Data shown -
----------
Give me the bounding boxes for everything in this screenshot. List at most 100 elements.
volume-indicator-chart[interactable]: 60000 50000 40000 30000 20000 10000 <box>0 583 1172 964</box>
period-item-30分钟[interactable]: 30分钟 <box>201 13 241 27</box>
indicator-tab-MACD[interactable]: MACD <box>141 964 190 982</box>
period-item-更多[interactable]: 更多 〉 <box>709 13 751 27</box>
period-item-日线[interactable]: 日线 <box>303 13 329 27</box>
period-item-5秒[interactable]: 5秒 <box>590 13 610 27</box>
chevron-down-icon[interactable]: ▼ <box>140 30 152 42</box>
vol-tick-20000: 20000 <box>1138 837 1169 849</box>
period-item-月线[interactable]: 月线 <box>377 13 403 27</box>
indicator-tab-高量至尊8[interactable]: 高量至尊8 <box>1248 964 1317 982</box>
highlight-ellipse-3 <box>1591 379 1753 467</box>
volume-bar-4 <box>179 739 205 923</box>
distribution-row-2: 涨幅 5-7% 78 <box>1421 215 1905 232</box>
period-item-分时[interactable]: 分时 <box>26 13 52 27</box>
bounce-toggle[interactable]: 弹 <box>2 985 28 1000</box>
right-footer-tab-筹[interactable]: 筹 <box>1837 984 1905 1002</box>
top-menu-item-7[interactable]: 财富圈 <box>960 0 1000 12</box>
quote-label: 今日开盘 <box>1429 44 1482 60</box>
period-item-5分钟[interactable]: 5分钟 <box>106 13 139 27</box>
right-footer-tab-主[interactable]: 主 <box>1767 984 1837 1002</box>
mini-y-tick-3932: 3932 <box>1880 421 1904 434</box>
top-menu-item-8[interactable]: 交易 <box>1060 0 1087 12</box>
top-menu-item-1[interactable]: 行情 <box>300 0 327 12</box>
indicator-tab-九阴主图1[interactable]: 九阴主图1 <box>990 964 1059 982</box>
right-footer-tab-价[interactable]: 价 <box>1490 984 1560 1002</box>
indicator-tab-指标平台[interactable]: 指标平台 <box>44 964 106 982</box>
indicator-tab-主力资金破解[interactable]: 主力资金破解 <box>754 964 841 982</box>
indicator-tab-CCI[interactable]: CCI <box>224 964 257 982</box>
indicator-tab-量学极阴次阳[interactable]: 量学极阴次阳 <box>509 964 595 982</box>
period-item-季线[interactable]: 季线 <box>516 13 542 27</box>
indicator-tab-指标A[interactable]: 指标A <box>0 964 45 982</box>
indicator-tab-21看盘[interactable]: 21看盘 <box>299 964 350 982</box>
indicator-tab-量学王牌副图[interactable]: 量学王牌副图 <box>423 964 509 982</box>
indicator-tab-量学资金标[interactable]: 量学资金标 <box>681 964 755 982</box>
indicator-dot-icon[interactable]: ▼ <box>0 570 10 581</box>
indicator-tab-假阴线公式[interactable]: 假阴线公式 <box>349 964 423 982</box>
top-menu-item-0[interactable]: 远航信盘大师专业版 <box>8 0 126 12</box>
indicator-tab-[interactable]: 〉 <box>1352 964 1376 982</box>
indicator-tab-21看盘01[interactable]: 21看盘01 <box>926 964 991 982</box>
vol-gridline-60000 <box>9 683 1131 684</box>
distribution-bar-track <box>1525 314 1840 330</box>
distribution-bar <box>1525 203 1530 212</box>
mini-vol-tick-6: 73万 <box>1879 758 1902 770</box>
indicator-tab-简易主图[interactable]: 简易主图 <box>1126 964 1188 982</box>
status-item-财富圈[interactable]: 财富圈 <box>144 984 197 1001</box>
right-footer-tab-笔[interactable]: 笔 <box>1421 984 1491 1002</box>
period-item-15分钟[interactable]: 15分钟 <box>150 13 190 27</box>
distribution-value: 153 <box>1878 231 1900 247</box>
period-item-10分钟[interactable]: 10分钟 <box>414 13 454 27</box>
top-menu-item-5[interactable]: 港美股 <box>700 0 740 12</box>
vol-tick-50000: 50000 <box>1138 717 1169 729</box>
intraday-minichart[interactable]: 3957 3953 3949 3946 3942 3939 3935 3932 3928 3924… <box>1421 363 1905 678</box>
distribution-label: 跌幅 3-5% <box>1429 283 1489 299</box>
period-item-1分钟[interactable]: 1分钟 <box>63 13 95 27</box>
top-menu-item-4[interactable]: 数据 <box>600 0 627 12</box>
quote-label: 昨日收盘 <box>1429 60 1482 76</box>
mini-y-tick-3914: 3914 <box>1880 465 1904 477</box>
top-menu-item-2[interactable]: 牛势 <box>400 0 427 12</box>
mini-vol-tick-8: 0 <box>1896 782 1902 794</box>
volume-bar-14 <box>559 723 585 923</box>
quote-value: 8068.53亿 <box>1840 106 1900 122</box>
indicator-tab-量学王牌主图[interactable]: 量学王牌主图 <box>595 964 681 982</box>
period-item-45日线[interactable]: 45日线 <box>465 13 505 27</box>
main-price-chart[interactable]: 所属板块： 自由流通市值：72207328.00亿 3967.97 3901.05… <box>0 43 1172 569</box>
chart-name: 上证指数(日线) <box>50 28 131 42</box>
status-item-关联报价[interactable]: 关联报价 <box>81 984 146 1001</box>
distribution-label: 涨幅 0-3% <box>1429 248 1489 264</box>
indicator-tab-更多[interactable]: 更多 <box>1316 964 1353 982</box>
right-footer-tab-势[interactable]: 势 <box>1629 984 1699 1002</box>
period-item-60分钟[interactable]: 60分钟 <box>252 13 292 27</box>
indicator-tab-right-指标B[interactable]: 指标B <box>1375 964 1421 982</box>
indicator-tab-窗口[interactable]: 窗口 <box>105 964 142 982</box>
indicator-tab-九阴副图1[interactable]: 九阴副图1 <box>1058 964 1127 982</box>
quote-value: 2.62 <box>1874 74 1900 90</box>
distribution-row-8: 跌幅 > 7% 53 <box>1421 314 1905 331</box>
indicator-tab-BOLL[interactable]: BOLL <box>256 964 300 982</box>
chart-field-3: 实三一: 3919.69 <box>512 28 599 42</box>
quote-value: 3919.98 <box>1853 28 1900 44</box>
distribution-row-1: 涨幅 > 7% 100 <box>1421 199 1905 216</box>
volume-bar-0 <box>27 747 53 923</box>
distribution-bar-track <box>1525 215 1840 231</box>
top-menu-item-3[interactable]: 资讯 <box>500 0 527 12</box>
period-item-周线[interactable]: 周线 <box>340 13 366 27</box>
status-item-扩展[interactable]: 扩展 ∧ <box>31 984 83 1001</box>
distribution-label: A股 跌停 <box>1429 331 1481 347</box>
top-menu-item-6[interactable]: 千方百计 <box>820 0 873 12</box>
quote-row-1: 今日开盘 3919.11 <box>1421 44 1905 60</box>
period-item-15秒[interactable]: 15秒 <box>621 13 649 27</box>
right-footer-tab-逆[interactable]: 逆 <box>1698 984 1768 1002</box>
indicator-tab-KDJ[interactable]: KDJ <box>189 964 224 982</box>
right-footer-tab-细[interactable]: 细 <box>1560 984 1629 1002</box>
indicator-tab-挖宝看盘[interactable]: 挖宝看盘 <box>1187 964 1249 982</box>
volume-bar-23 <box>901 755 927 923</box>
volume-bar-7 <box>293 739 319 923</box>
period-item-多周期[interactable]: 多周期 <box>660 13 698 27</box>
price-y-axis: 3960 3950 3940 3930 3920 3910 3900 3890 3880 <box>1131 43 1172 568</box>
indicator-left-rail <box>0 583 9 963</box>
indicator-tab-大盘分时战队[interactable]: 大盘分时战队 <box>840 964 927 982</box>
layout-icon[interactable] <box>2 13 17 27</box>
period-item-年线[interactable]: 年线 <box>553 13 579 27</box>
----------
Given exercise - Return every line of the records above unchanged, from the first line to the last.

Task result -
Give me the bounding boxes for everything in this screenshot. List at most 100 elements.
volume-indicator-chart[interactable]: 60000 50000 40000 30000 20000 10000 <box>0 583 1172 964</box>
period-item-30分钟[interactable]: 30分钟 <box>201 13 241 27</box>
indicator-tab-MACD[interactable]: MACD <box>141 964 190 982</box>
period-item-更多[interactable]: 更多 〉 <box>709 13 751 27</box>
period-item-日线[interactable]: 日线 <box>303 13 329 27</box>
period-item-5秒[interactable]: 5秒 <box>590 13 610 27</box>
chevron-down-icon[interactable]: ▼ <box>140 30 152 42</box>
vol-tick-20000: 20000 <box>1138 837 1169 849</box>
period-item-月线[interactable]: 月线 <box>377 13 403 27</box>
indicator-tab-高量至尊8[interactable]: 高量至尊8 <box>1248 964 1317 982</box>
highlight-ellipse-3 <box>1591 379 1753 467</box>
volume-bar-4 <box>179 739 205 923</box>
distribution-row-2: 涨幅 5-7% 78 <box>1421 215 1905 232</box>
period-item-分时[interactable]: 分时 <box>26 13 52 27</box>
bounce-toggle[interactable]: 弹 <box>2 985 28 1000</box>
right-footer-tab-筹[interactable]: 筹 <box>1837 984 1905 1002</box>
top-menu-item-7[interactable]: 财富圈 <box>960 0 1000 12</box>
quote-label: 今日开盘 <box>1429 44 1482 60</box>
period-item-5分钟[interactable]: 5分钟 <box>106 13 139 27</box>
right-footer-tab-主[interactable]: 主 <box>1767 984 1837 1002</box>
mini-y-tick-3932: 3932 <box>1880 421 1904 434</box>
top-menu-item-8[interactable]: 交易 <box>1060 0 1087 12</box>
top-menu-item-1[interactable]: 行情 <box>300 0 327 12</box>
indicator-tab-九阴主图1[interactable]: 九阴主图1 <box>990 964 1059 982</box>
right-footer-tab-价[interactable]: 价 <box>1490 984 1560 1002</box>
indicator-tab-指标平台[interactable]: 指标平台 <box>44 964 106 982</box>
indicator-tab-主力资金破解[interactable]: 主力资金破解 <box>754 964 841 982</box>
indicator-tab-CCI[interactable]: CCI <box>224 964 257 982</box>
indicator-tab-量学极阴次阳[interactable]: 量学极阴次阳 <box>509 964 595 982</box>
period-item-季线[interactable]: 季线 <box>516 13 542 27</box>
indicator-tab-指标A[interactable]: 指标A <box>0 964 45 982</box>
indicator-tab-21看盘[interactable]: 21看盘 <box>299 964 350 982</box>
indicator-tab-量学王牌副图[interactable]: 量学王牌副图 <box>423 964 509 982</box>
indicator-tab-量学资金标[interactable]: 量学资金标 <box>681 964 755 982</box>
indicator-dot-icon[interactable]: ▼ <box>0 570 10 581</box>
indicator-tab-假阴线公式[interactable]: 假阴线公式 <box>349 964 423 982</box>
top-menu-item-0[interactable]: 远航信盘大师专业版 <box>8 0 126 12</box>
indicator-tab-[interactable]: 〉 <box>1352 964 1376 982</box>
indicator-tab-21看盘01[interactable]: 21看盘01 <box>926 964 991 982</box>
vol-gridline-60000 <box>9 683 1131 684</box>
distribution-bar-track <box>1525 314 1840 330</box>
distribution-bar <box>1525 203 1530 212</box>
mini-vol-tick-6: 73万 <box>1879 758 1902 770</box>
indicator-tab-简易主图[interactable]: 简易主图 <box>1126 964 1188 982</box>
status-item-财富圈[interactable]: 财富圈 <box>144 984 197 1001</box>
right-footer-tab-笔[interactable]: 笔 <box>1421 984 1491 1002</box>
period-item-15分钟[interactable]: 15分钟 <box>150 13 190 27</box>
distribution-value: 153 <box>1878 231 1900 247</box>
period-item-10分钟[interactable]: 10分钟 <box>414 13 454 27</box>
top-menu-item-5[interactable]: 港美股 <box>700 0 740 12</box>
vol-tick-50000: 50000 <box>1138 717 1169 729</box>
intraday-minichart[interactable]: 3957 3953 3949 3946 3942 3939 3935 3932 3928 3924… <box>1421 363 1905 678</box>
distribution-label: 跌幅 3-5% <box>1429 283 1489 299</box>
period-item-1分钟[interactable]: 1分钟 <box>63 13 95 27</box>
top-menu-item-4[interactable]: 数据 <box>600 0 627 12</box>
quote-label: 昨日收盘 <box>1429 60 1482 76</box>
mini-y-tick-3914: 3914 <box>1880 465 1904 477</box>
top-menu-item-2[interactable]: 牛势 <box>400 0 427 12</box>
mini-vol-tick-8: 0 <box>1896 782 1902 794</box>
volume-bar-14 <box>559 723 585 923</box>
quote-value: 8068.53亿 <box>1840 106 1900 122</box>
indicator-tab-量学王牌主图[interactable]: 量学王牌主图 <box>595 964 681 982</box>
period-item-45日线[interactable]: 45日线 <box>465 13 505 27</box>
main-price-chart[interactable]: 所属板块： 自由流通市值：72207328.00亿 3967.97 3901.05… <box>0 43 1172 569</box>
chart-name: 上证指数(日线) <box>50 28 131 42</box>
status-item-关联报价[interactable]: 关联报价 <box>81 984 146 1001</box>
distribution-label: 涨幅 0-3% <box>1429 248 1489 264</box>
indicator-tab-更多[interactable]: 更多 <box>1316 964 1353 982</box>
right-footer-tab-势[interactable]: 势 <box>1629 984 1699 1002</box>
period-item-60分钟[interactable]: 60分钟 <box>252 13 292 27</box>
indicator-tab-right-指标B[interactable]: 指标B <box>1375 964 1421 982</box>
indicator-tab-窗口[interactable]: 窗口 <box>105 964 142 982</box>
indicator-tab-九阴副图1[interactable]: 九阴副图1 <box>1058 964 1127 982</box>
quote-value: 2.62 <box>1874 74 1900 90</box>
distribution-row-8: 跌幅 > 7% 53 <box>1421 314 1905 331</box>
indicator-tab-BOLL[interactable]: BOLL <box>256 964 300 982</box>
chart-field-3: 实三一: 3919.69 <box>512 28 599 42</box>
quote-value: 3919.98 <box>1853 28 1900 44</box>
distribution-row-1: 涨幅 > 7% 100 <box>1421 199 1905 216</box>
volume-bar-0 <box>27 747 53 923</box>
distribution-bar-track <box>1525 215 1840 231</box>
top-menu-item-3[interactable]: 资讯 <box>500 0 527 12</box>
period-item-周线[interactable]: 周线 <box>340 13 366 27</box>
status-item-扩展[interactable]: 扩展 ∧ <box>31 984 83 1001</box>
distribution-label: A股 跌停 <box>1429 331 1481 347</box>
top-menu-item-6[interactable]: 千方百计 <box>820 0 873 12</box>
quote-row-1: 今日开盘 3919.11 <box>1421 44 1905 60</box>
period-item-15秒[interactable]: 15秒 <box>621 13 649 27</box>
right-footer-tab-逆[interactable]: 逆 <box>1698 984 1768 1002</box>
indicator-tab-KDJ[interactable]: KDJ <box>189 964 224 982</box>
right-footer-tab-细[interactable]: 细 <box>1560 984 1629 1002</box>
indicator-tab-挖宝看盘[interactable]: 挖宝看盘 <box>1187 964 1249 982</box>
volume-bar-23 <box>901 755 927 923</box>
volume-bar-7 <box>293 739 319 923</box>
period-item-多周期[interactable]: 多周期 <box>660 13 698 27</box>
price-y-axis: 3960 3950 3940 3930 3920 3910 3900 3890 3880 <box>1131 43 1172 568</box>
indicator-left-rail <box>0 583 9 963</box>
indicator-tab-大盘分时战队[interactable]: 大盘分时战队 <box>840 964 927 982</box>
layout-icon[interactable] <box>2 13 17 27</box>
period-item-年线[interactable]: 年线 <box>553 13 579 27</box>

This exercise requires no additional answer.